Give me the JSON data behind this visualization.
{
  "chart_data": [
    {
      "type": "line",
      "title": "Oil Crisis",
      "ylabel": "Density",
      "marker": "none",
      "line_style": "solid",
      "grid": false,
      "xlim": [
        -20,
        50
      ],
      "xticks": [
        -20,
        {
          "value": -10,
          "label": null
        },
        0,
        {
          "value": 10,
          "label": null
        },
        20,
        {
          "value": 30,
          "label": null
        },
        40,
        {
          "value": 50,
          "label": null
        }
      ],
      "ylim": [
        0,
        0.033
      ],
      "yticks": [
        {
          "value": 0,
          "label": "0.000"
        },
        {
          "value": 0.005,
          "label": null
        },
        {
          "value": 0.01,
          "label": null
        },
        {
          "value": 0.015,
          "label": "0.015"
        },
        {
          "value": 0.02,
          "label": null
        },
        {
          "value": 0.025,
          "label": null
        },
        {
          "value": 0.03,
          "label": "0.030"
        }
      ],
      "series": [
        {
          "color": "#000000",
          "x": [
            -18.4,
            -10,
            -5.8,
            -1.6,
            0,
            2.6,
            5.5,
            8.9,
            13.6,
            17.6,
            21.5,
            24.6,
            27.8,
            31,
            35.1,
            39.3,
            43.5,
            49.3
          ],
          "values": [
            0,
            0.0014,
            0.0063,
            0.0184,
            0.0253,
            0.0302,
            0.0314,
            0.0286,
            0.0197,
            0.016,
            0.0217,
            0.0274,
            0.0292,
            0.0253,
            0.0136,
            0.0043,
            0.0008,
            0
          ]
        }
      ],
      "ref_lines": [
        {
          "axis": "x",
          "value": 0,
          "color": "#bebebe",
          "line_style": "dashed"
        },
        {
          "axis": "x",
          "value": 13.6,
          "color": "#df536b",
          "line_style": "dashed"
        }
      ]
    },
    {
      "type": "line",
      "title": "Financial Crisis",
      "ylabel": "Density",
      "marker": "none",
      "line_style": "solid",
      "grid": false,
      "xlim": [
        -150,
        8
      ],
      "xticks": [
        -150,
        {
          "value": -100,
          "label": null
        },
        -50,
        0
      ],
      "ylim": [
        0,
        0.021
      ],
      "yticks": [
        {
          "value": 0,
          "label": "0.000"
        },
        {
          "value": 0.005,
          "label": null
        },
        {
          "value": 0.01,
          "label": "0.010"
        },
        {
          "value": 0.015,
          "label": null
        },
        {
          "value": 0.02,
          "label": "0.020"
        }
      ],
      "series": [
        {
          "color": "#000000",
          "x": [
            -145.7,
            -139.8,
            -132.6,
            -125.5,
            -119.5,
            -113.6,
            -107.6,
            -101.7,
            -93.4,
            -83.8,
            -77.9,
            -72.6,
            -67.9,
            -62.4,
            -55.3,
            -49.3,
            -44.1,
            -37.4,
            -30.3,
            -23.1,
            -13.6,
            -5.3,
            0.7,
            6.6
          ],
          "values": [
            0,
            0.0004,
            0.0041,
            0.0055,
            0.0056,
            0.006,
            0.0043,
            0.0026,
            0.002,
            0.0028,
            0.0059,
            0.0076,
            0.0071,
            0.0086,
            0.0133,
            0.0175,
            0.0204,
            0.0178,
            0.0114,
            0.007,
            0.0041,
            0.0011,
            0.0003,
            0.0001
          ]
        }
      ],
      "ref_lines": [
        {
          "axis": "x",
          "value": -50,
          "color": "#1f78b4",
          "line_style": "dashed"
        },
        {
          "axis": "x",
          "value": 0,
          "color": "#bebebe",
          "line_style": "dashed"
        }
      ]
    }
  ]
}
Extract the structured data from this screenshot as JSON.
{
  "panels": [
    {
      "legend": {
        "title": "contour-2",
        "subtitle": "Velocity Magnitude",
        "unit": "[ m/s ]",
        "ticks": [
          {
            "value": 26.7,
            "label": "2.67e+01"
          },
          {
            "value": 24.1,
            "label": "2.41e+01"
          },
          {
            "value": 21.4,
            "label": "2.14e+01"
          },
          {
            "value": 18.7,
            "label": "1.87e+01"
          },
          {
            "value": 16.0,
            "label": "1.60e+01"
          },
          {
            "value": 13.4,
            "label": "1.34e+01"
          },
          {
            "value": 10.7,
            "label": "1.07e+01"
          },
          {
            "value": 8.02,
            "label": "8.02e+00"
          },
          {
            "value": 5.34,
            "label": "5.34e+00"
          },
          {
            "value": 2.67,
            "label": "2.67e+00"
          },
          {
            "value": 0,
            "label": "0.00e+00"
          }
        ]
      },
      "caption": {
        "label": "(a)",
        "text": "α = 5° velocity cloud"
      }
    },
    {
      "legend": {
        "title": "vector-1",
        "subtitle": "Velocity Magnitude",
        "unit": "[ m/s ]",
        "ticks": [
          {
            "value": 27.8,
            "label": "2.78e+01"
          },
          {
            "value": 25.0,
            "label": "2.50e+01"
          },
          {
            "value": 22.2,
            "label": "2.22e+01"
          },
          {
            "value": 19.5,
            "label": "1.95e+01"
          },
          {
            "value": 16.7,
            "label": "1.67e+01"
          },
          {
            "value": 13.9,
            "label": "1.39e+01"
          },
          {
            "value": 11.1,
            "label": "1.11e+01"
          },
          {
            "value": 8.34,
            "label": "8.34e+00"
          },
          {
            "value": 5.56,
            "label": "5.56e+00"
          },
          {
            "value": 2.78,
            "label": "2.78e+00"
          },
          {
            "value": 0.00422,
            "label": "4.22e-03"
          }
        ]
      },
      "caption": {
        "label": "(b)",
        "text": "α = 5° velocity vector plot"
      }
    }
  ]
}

▬▬▬

◆ WHAT IS REQUIRED ◆
Retype every entry above, word for word.

◆ TASK ANSWER ◆
Give me the JSON data behind this visualization.
{
  "chart_data": [
    {
      "type": "line",
      "title": "Oil Crisis",
      "ylabel": "Density",
      "marker": "none",
      "line_style": "solid",
      "grid": false,
      "xlim": [
        -20,
        50
      ],
      "xticks": [
        -20,
        {
          "value": -10,
          "label": null
        },
        0,
        {
          "value": 10,
          "label": null
        },
        20,
        {
          "value": 30,
          "label": null
        },
        40,
        {
          "value": 50,
          "label": null
        }
      ],
      "ylim": [
        0,
        0.033
      ],
      "yticks": [
        {
          "value": 0,
          "label": "0.000"
        },
        {
          "value": 0.005,
          "label": null
        },
        {
          "value": 0.01,
          "label": null
        },
        {
          "value": 0.015,
          "label": "0.015"
        },
        {
          "value": 0.02,
          "label": null
        },
        {
          "value": 0.025,
          "label": null
        },
        {
          "value": 0.03,
          "label": "0.030"
        }
      ],
      "series": [
        {
          "color": "#000000",
          "x": [
            -18.4,
            -10,
            -5.8,
            -1.6,
            0,
            2.6,
            5.5,
            8.9,
            13.6,
            17.6,
            21.5,
            24.6,
            27.8,
            31,
            35.1,
            39.3,
            43.5,
            49.3
          ],
          "values": [
            0,
            0.0014,
            0.0063,
            0.0184,
            0.0253,
            0.0302,
            0.0314,
            0.0286,
            0.0197,
            0.016,
            0.0217,
            0.0274,
            0.0292,
            0.0253,
            0.0136,
            0.0043,
            0.0008,
            0
          ]
        }
      ],
      "ref_lines": [
        {
          "axis": "x",
          "value": 0,
          "color": "#bebebe",
          "line_style": "dashed"
        },
        {
          "axis": "x",
          "value": 13.6,
          "color": "#df536b",
          "line_style": "dashed"
        }
      ]
    },
    {
      "type": "line",
      "title": "Financial Crisis",
      "ylabel": "Density",
      "marker": "none",
      "line_style": "solid",
      "grid": false,
      "xlim": [
        -150,
        8
      ],
      "xticks": [
        -150,
        {
          "value": -100,
          "label": null
        },
        -50,
        0
      ],
      "ylim": [
        0,
        0.021
      ],
      "yticks": [
        {
          "value": 0,
          "label": "0.000"
        },
        {
          "value": 0.005,
          "label": null
        },
        {
          "value": 0.01,
          "label": "0.010"
        },
        {
          "value": 0.015,
          "label": null
        },
        {
          "value": 0.02,
          "label": "0.020"
        }
      ],
      "series": [
        {
          "color": "#000000",
          "x": [
            -145.7,
            -139.8,
            -132.6,
            -125.5,
            -119.5,
            -113.6,
            -107.6,
            -101.7,
            -93.4,
            -83.8,
            -77.9,
            -72.6,
            -67.9,
            -62.4,
            -55.3,
            -49.3,
            -44.1,
            -37.4,
            -30.3,
            -23.1,
            -13.6,
            -5.3,
            0.7,
            6.6
          ],
          "values": [
            0,
            0.0004,
            0.0041,
            0.0055,
            0.0056,
            0.006,
            0.0043,
            0.0026,
            0.002,
            0.0028,
            0.0059,
            0.0076,
            0.0071,
            0.0086,
            0.0133,
            0.0175,
            0.0204,
            0.0178,
            0.0114,
            0.007,
            0.0041,
            0.0011,
            0.0003,
            0.0001
          ]
        }
      ],
      "ref_lines": [
        {
          "axis": "x",
          "value": -50,
          "color": "#1f78b4",
          "line_style": "dashed"
        },
        {
          "axis": "x",
          "value": 0,
          "color": "#bebebe",
          "line_style": "dashed"
        }
      ]
    }
  ]
}
Extract the structured data from this screenshot as JSON.
{
  "panels": [
    {
      "legend": {
        "title": "contour-2",
        "subtitle": "Velocity Magnitude",
        "unit": "[ m/s ]",
        "ticks": [
          {
            "value": 26.7,
            "label": "2.67e+01"
          },
          {
            "value": 24.1,
            "label": "2.41e+01"
          },
          {
            "value": 21.4,
            "label": "2.14e+01"
          },
          {
            "value": 18.7,
            "label": "1.87e+01"
          },
          {
            "value": 16.0,
            "label": "1.60e+01"
          },
          {
            "value": 13.4,
            "label": "1.34e+01"
          },
          {
            "value": 10.7,
            "label": "1.07e+01"
          },
          {
            "value": 8.02,
            "label": "8.02e+00"
          },
          {
            "value": 5.34,
            "label": "5.34e+00"
          },
          {
            "value": 2.67,
            "label": "2.67e+00"
          },
          {
            "value": 0,
            "label": "0.00e+00"
          }
        ]
      },
      "caption": {
        "label": "(a)",
        "text": "α = 5° velocity cloud"
      }
    },
    {
      "legend": {
        "title": "vector-1",
        "subtitle": "Velocity Magnitude",
        "unit": "[ m/s ]",
        "ticks": [
          {
            "value": 27.8,
            "label": "2.78e+01"
          },
          {
            "value": 25.0,
            "label": "2.50e+01"
          },
          {
            "value": 22.2,
            "label": "2.22e+01"
          },
          {
            "value": 19.5,
            "label": "1.95e+01"
          },
          {
            "value": 16.7,
            "label": "1.67e+01"
          },
          {
            "value": 13.9,
            "label": "1.39e+01"
          },
          {
            "value": 11.1,
            "label": "1.11e+01"
          },
          {
            "value": 8.34,
            "label": "8.34e+00"
          },
          {
            "value": 5.56,
            "label": "5.56e+00"
          },
          {
            "value": 2.78,
            "label": "2.78e+00"
          },
          {
            "value": 0.00422,
            "label": "4.22e-03"
          }
        ]
      },
      "caption": {
        "label": "(b)",
        "text": "α = 5° velocity vector plot"
      }
    }
  ]
}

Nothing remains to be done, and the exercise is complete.